## [Problem description]
Reproduce the following article on The Missing Ring verbatim and in its entirety.

The Missing Ring is a role-playing video game written by Terry Romine for the Apple II and published in 1982 by Datamost.

The Missing Ring is a fantasy adventure with a similar premise to the Dungeons & Dragons role-playing game series: a band of adventurers, which may include humans, elves, dwarves or wizards, enters an enchanted palace to seek treasure and slay enemies. The ultimate objective is to find a wizard's ancient ring.

Gameplay
Before play begins, the player selects an adventuring party to send into the map.  The party may include up to five characters drawn from the following nine classes:
 Fighter with Sword
 Wizard
 Elf with Bow
 Dwarf with Ax
 Fighter with Ax
 Elf with Sword
 Dwarf with Hammer
 Fighter with Bow
 Cleric

The player may also visit the merchant and spend gold to equip the characters with such things as healing potions.  Once the party is assembled, the player selects one of ten different maps to explore and play begins.  Though one player can control all the characters, the game can also be played with multiple players, each controlling a single character in the party.

[Extracted data entries]

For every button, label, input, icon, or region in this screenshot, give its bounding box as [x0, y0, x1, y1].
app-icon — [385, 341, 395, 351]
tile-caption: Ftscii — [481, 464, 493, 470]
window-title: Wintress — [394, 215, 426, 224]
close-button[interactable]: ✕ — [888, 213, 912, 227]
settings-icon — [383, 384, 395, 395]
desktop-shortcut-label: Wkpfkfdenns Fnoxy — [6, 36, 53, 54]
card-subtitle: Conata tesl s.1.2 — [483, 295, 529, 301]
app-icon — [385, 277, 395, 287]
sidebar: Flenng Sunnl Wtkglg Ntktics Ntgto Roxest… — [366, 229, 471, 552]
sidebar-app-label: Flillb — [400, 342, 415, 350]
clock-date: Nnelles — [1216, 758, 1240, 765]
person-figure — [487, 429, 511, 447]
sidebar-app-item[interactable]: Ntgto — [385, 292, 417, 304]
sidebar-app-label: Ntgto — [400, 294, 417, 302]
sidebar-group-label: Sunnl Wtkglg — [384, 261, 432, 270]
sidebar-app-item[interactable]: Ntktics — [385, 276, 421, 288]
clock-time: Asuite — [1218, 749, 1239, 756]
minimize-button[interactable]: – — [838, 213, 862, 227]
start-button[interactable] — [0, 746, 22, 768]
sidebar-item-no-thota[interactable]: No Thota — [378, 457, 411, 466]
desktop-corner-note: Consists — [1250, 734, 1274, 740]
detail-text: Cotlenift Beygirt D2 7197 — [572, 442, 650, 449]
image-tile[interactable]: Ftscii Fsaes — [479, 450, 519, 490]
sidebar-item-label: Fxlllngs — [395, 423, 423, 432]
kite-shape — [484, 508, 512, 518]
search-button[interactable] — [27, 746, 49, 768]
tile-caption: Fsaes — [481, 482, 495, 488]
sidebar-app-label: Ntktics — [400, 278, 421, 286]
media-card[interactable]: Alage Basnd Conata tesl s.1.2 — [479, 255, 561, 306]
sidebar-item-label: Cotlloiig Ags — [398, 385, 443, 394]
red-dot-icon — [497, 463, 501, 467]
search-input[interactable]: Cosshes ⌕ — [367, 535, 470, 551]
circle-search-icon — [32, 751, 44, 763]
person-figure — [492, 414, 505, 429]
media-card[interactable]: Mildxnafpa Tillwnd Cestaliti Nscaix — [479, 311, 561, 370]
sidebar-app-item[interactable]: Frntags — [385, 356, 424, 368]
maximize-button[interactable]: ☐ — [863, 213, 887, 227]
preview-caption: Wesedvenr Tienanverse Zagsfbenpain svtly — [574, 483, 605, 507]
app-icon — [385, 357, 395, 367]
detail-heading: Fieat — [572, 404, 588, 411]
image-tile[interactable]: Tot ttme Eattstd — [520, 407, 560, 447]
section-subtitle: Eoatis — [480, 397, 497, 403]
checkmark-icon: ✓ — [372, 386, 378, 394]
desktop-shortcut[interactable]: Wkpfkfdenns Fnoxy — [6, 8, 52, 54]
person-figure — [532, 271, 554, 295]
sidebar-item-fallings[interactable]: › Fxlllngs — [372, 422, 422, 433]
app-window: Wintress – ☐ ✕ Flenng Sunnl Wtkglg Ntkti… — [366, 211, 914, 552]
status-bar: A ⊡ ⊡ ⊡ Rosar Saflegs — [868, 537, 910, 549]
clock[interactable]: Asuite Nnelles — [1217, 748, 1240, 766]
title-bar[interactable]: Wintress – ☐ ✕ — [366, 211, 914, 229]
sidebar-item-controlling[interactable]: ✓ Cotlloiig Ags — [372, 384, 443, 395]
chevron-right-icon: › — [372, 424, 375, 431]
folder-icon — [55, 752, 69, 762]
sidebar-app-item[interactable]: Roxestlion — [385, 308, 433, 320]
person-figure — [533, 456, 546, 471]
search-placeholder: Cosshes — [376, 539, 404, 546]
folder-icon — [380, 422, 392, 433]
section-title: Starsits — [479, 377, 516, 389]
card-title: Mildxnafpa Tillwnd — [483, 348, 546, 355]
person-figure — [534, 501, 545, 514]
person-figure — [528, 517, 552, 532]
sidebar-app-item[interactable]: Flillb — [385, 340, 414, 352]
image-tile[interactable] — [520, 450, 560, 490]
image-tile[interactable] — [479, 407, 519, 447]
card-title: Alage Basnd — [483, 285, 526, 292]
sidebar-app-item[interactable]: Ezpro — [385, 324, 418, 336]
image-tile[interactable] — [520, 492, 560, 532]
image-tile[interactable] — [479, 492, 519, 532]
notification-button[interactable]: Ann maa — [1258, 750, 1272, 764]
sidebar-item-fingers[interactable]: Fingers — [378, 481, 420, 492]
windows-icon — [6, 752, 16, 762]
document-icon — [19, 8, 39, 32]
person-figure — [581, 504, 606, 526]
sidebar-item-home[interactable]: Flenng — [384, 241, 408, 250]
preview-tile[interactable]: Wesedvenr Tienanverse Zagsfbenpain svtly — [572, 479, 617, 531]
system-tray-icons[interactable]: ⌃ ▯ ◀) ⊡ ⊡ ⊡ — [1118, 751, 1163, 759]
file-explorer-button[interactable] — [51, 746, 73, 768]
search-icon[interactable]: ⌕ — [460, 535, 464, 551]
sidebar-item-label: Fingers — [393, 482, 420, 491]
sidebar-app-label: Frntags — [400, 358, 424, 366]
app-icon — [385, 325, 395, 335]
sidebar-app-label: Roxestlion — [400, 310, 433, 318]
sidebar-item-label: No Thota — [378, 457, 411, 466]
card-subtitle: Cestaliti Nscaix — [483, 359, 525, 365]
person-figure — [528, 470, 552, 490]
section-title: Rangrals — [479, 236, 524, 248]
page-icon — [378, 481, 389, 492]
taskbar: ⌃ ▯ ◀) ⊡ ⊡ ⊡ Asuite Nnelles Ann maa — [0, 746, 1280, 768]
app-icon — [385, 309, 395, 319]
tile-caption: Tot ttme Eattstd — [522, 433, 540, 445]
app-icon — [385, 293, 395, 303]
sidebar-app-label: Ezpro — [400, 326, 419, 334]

## [Response to this task]
The Missing Ring is a role-playing video game written by Terry Romine for the Apple II and published in 1982 by Datamost.

The Missing Ring is a fantasy adventure with a similar premise to the Dungeons & Dragons role-playing game series: a band of adventurers, which may include humans, elves, dwarves or wizards, enters an enchanted palace to seek treasure and slay enemies. The ultimate objective is to find a wizard's ancient ring.

Gameplay
Before play begins, the player selects an adventuring party to send into the map.  The party may include up to five characters drawn from the following nine classes:
 Fighter with Sword
 Wizard
 Elf with Bow
 Dwarf with Ax
 Fighter with Ax
 Elf with Sword
 Dwarf with Hammer
 Fighter with Bow
 Cleric

The player may also visit the merchant and spend gold to equip the characters with such things as healing potions.  Once the party is assembled, the player selects one of ten different maps to explore and play begins.  Though one player can control all the characters, the game can also be played with multiple players, each controlling a single character in the party.